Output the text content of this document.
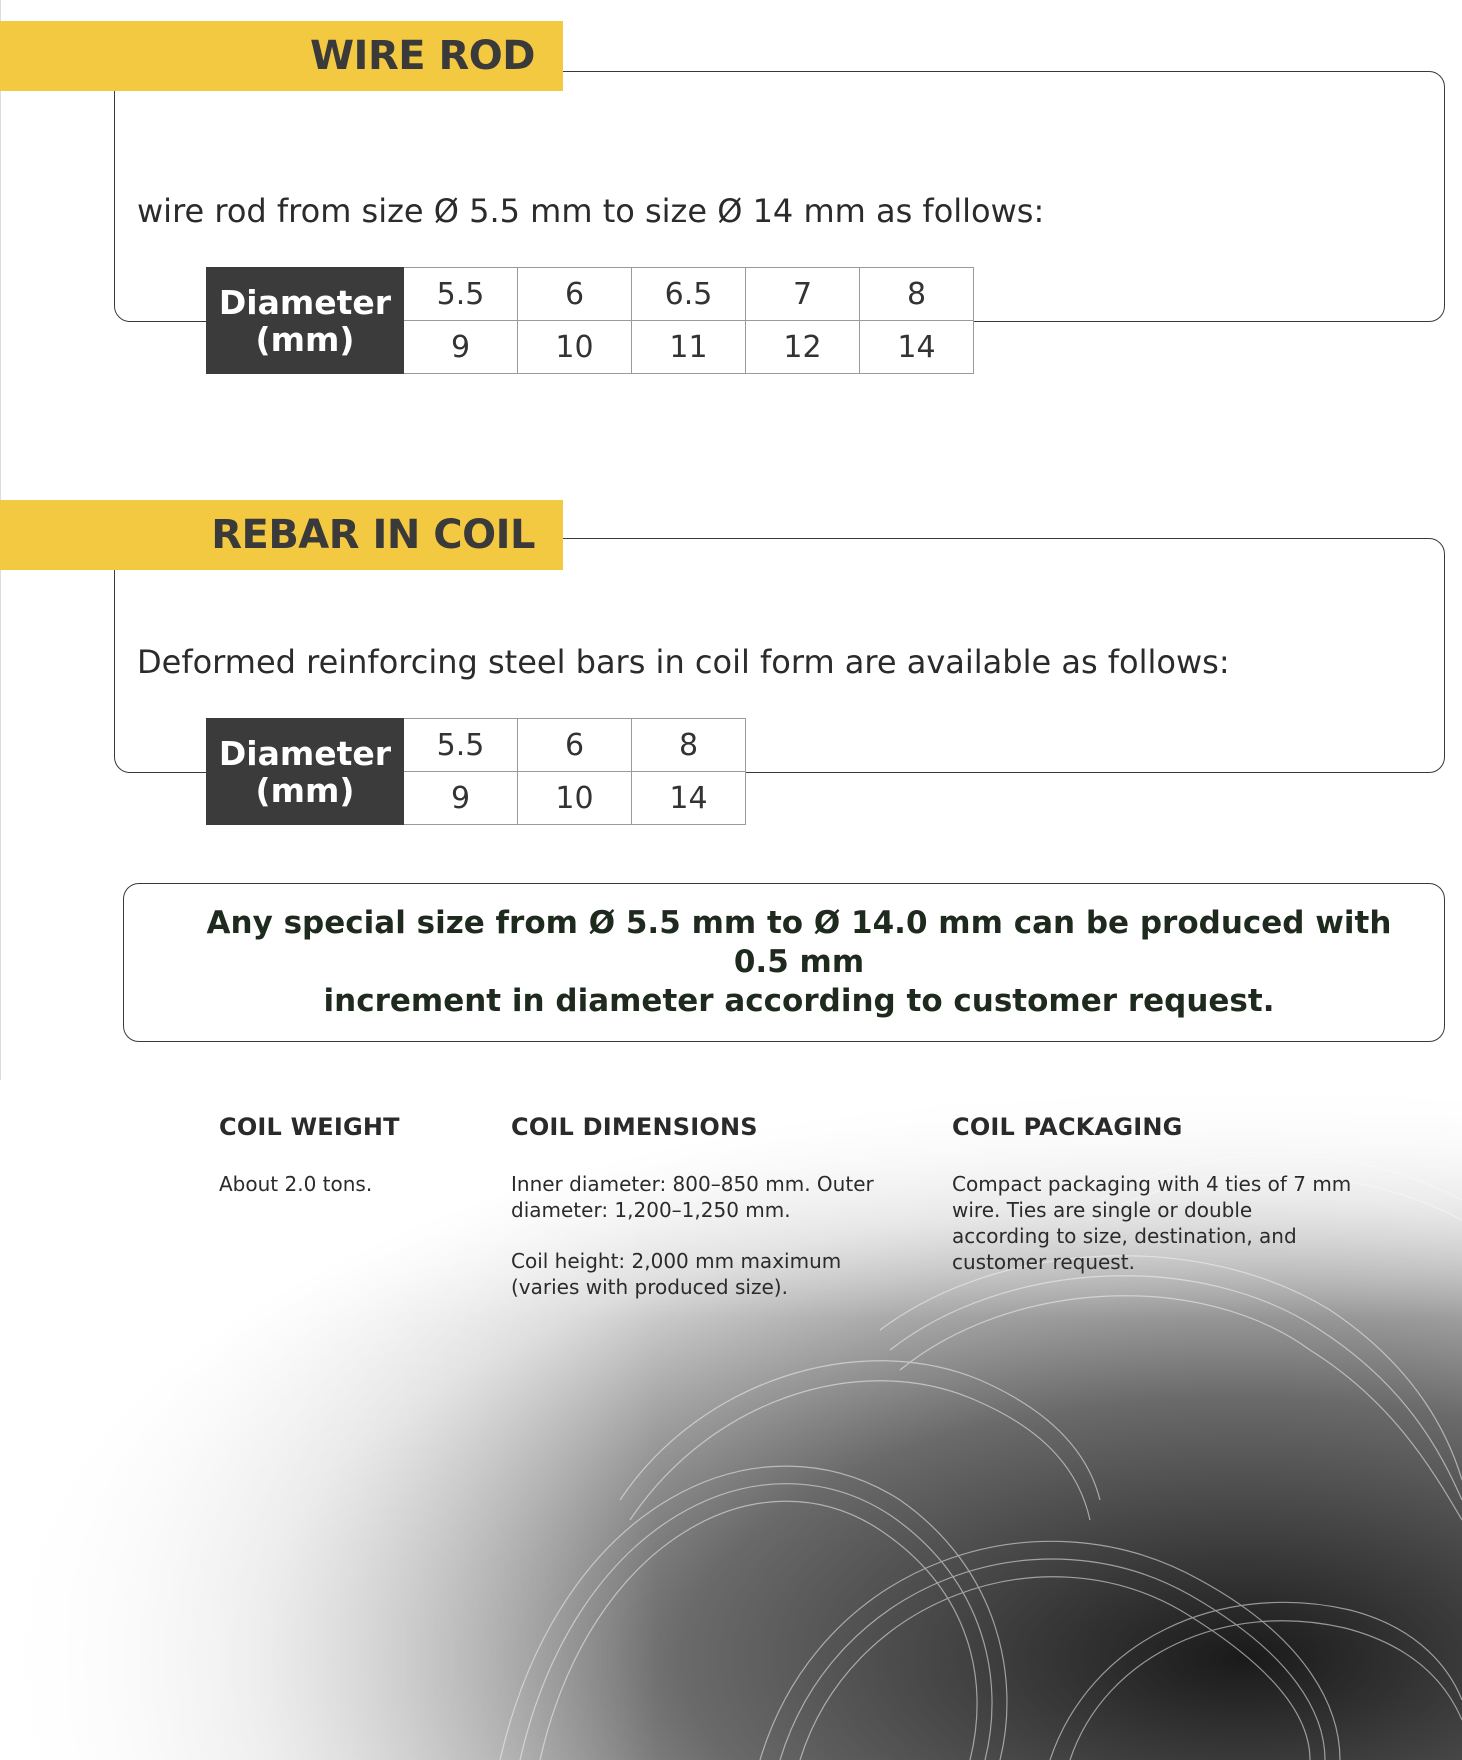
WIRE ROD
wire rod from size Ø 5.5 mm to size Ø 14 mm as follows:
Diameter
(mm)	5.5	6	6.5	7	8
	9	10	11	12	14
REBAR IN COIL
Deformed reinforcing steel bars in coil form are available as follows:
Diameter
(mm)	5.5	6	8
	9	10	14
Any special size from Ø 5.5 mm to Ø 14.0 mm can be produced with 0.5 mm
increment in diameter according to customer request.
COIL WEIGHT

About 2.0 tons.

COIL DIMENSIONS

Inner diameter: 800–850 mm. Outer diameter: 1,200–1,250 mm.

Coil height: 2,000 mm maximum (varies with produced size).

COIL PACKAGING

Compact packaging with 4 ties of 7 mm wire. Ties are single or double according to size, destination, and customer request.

# What the exercise asks:
Every line of the material is to be quoted exactly, with no pictures carried over.

# Exercise response:
Output the text content of this document.
WIRE ROD
wire rod from size Ø 5.5 mm to size Ø 14 mm as follows:
Diameter
(mm)	5.5	6	6.5	7	8
	9	10	11	12	14
REBAR IN COIL
Deformed reinforcing steel bars in coil form are available as follows:
Diameter
(mm)	5.5	6	8
	9	10	14
Any special size from Ø 5.5 mm to Ø 14.0 mm can be produced with 0.5 mm
increment in diameter according to customer request.
COIL WEIGHT

About 2.0 tons.

COIL DIMENSIONS

Inner diameter: 800–850 mm. Outer diameter: 1,200–1,250 mm.

Coil height: 2,000 mm maximum (varies with produced size).

COIL PACKAGING

Compact packaging with 4 ties of 7 mm wire. Ties are single or double according to size, destination, and customer request.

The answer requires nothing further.